Identify the lines that contain the string "Total", then copy each of them.
————
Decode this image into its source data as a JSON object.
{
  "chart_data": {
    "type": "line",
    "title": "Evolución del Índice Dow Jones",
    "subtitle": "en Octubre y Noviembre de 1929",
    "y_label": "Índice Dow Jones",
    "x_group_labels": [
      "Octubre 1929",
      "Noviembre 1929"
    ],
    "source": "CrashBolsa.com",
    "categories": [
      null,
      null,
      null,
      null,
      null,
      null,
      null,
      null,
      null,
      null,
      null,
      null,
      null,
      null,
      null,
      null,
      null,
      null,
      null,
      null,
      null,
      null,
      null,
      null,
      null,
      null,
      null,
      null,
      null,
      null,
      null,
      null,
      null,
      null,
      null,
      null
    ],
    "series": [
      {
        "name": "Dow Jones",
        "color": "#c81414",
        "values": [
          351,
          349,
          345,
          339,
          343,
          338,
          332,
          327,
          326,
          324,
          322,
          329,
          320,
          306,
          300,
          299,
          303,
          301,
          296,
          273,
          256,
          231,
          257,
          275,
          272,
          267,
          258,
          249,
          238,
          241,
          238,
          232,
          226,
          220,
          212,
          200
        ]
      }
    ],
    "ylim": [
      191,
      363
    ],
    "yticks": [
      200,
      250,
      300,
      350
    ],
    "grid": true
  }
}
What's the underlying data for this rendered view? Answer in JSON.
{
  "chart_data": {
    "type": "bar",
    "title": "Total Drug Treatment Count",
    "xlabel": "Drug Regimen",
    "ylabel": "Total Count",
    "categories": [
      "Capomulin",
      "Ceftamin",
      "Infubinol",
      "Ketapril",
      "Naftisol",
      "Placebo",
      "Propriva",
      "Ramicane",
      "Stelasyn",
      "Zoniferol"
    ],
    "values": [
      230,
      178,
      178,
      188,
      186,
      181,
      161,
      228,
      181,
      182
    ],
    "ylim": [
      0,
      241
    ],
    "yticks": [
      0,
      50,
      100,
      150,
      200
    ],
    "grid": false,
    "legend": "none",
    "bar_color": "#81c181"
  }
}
————
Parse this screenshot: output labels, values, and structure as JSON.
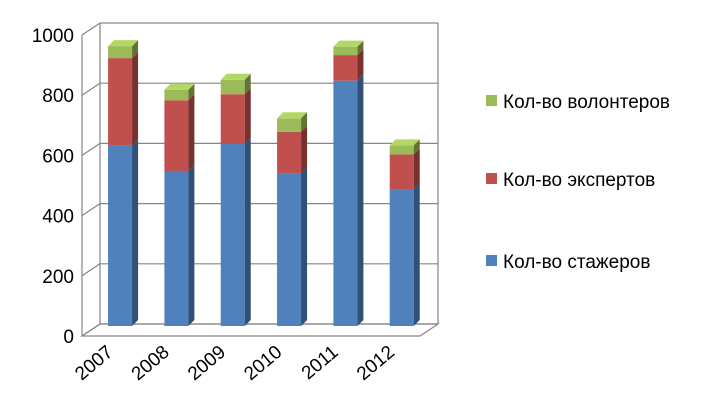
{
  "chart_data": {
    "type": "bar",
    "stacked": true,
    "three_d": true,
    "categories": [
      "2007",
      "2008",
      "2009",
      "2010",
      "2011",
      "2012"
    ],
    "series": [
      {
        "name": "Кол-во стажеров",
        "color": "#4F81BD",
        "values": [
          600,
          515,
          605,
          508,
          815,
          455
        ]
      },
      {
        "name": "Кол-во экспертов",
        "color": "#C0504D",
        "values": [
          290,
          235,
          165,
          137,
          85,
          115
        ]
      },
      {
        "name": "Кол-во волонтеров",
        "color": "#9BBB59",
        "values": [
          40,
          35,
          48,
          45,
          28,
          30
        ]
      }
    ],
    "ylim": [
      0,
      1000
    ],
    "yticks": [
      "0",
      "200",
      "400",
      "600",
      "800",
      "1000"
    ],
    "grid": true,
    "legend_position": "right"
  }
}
————
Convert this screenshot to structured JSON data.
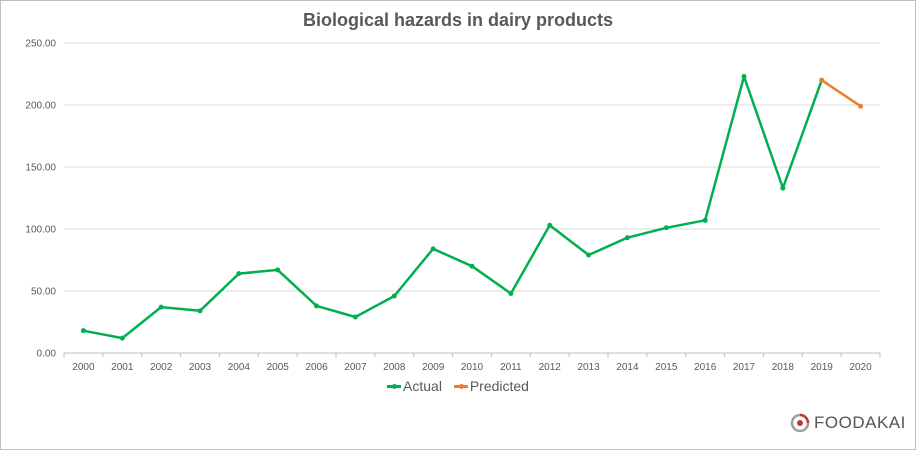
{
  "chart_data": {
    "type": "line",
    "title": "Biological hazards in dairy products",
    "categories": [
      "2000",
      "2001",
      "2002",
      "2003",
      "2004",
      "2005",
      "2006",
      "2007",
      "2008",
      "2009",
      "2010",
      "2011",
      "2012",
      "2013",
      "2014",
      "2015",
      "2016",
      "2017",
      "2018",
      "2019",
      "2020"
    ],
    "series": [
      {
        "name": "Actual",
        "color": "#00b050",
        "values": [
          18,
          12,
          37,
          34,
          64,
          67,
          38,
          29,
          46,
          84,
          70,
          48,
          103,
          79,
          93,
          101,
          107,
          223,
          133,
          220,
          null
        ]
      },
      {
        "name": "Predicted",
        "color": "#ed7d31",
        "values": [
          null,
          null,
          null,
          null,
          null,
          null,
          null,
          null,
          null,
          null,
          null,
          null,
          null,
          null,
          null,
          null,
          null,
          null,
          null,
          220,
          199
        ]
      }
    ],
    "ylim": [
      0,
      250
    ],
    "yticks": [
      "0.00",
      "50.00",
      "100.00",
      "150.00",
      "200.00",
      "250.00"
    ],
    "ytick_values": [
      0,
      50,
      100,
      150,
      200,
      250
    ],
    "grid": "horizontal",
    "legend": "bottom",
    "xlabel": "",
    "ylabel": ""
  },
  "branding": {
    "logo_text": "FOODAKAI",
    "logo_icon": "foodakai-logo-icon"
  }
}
————
WRITTEN RESPONSE ::
    "title": "Total Drug Treatment Count",
    "ylabel": "Total Count",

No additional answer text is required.